* WHAT THE TASK ASKS *
Examine each line of the data. Copy those that contain the string "Agencia".

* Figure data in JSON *
★ ★ ★ ★ ★ ★ ★
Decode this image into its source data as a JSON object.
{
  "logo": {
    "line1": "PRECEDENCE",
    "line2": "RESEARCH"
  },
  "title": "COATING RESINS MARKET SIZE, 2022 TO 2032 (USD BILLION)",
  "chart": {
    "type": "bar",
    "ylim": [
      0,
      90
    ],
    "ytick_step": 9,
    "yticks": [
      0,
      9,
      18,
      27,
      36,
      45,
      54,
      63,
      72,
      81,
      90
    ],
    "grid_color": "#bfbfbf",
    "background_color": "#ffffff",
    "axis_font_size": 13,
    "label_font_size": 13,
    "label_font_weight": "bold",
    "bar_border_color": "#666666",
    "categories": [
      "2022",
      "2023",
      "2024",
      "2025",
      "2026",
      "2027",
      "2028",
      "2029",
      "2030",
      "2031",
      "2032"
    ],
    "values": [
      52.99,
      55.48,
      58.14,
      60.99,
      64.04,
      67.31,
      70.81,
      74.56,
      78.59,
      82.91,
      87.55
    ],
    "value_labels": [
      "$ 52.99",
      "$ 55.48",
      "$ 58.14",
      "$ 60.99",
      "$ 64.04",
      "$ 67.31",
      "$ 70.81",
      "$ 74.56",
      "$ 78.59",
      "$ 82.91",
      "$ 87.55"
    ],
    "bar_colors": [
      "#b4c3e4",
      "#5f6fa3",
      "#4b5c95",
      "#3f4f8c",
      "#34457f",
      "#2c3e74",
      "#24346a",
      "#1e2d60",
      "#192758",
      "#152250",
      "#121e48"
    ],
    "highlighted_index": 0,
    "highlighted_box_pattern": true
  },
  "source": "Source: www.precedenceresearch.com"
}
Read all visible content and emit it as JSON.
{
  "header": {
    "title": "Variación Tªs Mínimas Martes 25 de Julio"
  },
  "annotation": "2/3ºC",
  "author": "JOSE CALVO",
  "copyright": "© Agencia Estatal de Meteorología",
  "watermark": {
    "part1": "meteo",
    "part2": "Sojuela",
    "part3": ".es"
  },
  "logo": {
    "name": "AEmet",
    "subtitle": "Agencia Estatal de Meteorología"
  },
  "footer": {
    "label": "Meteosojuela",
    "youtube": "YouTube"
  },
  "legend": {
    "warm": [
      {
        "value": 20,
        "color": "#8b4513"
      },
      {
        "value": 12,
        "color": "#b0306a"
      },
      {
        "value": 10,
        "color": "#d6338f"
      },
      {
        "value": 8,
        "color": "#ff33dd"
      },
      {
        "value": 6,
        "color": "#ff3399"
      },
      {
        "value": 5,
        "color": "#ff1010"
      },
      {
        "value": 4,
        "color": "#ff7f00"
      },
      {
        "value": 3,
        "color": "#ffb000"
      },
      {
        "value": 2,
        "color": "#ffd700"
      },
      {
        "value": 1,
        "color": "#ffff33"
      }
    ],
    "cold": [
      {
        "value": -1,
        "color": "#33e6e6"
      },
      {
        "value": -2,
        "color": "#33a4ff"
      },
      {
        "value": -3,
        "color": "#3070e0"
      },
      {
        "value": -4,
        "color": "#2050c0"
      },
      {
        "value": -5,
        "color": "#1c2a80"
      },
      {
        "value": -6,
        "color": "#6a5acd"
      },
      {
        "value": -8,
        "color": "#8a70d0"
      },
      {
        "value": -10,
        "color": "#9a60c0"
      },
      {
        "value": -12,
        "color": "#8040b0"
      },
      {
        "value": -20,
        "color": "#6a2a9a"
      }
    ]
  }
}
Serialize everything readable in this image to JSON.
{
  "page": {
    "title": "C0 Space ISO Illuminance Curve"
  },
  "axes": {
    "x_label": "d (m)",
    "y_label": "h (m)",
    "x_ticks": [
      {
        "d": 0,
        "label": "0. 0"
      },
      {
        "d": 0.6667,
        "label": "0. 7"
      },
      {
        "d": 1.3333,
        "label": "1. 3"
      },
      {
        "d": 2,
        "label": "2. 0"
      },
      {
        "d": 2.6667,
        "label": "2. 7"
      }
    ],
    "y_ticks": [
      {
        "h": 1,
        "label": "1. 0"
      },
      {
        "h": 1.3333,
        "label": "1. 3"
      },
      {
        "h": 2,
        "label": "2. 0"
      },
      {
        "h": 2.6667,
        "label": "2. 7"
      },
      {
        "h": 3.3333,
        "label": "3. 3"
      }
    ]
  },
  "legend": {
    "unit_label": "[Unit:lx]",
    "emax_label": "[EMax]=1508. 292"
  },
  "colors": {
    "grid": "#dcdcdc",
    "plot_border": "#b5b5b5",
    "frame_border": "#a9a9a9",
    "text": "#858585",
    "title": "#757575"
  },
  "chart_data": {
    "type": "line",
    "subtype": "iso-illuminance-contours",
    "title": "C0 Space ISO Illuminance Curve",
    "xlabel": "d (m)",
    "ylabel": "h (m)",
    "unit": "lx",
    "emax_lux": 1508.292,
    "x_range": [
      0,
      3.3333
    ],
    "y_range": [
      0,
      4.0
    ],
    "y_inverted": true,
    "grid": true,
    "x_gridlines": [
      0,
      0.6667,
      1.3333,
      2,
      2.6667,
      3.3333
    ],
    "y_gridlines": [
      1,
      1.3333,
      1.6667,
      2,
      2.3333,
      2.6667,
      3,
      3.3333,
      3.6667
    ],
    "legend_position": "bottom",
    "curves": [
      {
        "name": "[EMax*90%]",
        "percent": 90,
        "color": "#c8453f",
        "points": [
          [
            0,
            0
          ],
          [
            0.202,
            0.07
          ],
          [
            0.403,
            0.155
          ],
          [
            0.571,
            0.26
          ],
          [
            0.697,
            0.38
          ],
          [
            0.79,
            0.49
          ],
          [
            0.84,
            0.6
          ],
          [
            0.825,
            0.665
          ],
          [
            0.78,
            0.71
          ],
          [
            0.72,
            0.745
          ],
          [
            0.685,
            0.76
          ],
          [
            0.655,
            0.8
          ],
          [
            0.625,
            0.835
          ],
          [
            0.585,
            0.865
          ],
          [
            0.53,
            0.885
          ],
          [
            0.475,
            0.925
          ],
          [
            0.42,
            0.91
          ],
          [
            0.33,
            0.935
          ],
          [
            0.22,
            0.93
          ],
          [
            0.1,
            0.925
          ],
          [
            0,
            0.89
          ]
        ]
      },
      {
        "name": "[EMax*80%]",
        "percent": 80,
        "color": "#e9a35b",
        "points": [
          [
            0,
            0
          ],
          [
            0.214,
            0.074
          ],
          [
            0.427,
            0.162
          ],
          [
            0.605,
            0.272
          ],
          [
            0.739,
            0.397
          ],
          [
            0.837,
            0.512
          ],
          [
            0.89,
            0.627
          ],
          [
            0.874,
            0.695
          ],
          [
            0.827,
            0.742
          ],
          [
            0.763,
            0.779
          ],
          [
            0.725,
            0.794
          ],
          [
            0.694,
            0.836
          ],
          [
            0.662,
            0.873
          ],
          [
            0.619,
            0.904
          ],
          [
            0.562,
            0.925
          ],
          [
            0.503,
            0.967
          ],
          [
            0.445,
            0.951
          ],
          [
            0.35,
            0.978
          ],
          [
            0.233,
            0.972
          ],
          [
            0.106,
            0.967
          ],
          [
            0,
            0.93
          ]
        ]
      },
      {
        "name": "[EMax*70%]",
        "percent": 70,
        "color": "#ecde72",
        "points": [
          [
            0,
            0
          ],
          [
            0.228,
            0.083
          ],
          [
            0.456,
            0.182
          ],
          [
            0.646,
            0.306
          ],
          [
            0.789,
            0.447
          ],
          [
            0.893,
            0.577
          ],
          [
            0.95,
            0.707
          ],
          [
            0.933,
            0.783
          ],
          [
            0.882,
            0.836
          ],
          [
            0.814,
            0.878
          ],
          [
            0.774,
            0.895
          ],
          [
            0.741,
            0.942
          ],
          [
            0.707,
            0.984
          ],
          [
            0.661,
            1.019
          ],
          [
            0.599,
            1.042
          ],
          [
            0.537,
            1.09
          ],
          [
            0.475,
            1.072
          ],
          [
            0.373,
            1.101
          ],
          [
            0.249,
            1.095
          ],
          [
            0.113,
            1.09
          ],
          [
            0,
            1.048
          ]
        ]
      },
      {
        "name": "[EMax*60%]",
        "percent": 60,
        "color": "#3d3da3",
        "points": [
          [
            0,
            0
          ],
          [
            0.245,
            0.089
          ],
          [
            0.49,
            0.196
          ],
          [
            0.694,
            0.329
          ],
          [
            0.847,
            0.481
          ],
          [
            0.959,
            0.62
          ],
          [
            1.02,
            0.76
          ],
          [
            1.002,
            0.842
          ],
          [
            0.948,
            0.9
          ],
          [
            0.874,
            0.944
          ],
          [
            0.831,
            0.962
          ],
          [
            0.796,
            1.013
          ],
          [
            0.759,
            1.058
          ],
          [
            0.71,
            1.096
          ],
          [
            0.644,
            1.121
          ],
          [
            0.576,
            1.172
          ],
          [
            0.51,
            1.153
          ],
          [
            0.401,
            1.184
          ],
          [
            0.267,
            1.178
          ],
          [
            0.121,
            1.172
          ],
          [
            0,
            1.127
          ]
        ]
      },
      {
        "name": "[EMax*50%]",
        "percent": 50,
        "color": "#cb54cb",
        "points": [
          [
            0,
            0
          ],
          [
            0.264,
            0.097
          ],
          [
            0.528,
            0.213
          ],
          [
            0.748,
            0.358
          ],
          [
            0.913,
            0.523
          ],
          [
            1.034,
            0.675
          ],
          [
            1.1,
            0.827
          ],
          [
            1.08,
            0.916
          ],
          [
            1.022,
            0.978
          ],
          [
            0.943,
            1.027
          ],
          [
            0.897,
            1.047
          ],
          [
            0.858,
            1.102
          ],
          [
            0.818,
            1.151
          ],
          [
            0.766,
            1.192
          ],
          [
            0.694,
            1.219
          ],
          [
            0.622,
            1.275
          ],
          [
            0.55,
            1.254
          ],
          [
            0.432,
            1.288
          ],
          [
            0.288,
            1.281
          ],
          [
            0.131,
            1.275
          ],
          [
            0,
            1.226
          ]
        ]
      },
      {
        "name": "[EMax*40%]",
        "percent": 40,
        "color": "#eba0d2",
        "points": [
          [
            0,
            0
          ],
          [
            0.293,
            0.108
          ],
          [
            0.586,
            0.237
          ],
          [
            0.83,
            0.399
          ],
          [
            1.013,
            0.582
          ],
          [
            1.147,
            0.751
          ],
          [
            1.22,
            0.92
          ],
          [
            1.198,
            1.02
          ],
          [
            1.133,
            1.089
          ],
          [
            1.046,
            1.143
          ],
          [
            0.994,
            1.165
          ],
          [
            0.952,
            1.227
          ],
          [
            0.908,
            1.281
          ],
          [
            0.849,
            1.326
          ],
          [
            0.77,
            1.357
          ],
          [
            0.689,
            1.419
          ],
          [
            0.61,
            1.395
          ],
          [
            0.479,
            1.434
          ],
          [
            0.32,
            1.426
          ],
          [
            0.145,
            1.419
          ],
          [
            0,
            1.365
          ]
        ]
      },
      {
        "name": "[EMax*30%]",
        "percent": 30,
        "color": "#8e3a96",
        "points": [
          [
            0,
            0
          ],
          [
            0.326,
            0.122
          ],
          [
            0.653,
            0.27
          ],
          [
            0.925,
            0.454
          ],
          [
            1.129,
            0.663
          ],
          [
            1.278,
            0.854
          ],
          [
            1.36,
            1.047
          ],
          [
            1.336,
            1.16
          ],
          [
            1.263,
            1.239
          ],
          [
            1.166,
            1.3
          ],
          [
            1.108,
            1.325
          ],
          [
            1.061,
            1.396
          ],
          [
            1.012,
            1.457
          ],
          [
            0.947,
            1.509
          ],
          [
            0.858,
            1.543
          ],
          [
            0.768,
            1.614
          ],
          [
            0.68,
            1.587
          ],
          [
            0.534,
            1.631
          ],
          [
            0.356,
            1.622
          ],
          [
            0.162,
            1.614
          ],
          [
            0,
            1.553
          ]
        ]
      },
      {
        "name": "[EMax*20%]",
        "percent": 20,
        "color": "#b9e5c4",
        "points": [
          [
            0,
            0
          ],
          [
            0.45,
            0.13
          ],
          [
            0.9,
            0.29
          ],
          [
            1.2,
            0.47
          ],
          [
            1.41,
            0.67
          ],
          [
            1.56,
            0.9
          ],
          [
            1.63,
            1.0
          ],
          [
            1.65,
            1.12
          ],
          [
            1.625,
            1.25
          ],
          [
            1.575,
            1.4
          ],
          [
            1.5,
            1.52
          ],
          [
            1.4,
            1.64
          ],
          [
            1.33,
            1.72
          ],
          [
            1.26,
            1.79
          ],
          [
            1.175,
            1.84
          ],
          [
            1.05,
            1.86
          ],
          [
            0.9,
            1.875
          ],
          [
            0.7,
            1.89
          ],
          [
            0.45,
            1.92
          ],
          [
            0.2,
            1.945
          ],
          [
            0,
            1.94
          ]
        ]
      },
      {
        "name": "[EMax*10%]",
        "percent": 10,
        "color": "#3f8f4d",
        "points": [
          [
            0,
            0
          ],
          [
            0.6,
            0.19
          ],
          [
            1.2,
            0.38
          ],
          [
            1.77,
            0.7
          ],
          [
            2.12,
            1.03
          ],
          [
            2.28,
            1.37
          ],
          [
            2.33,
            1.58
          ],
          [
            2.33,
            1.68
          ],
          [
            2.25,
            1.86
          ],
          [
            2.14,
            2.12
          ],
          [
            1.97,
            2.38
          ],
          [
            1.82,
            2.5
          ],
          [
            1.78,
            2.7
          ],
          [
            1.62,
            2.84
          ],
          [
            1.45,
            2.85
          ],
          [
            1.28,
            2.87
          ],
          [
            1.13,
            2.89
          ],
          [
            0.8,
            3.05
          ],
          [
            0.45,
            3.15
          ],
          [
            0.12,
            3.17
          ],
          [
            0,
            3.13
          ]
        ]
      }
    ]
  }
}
★ ★ ★ ★ ★ ★ ★
* WRITTEN SOLUTION *
  "copyright": "© Agencia Estatal de Meteorología",
    "subtitle": "Agencia Estatal de Meteorología"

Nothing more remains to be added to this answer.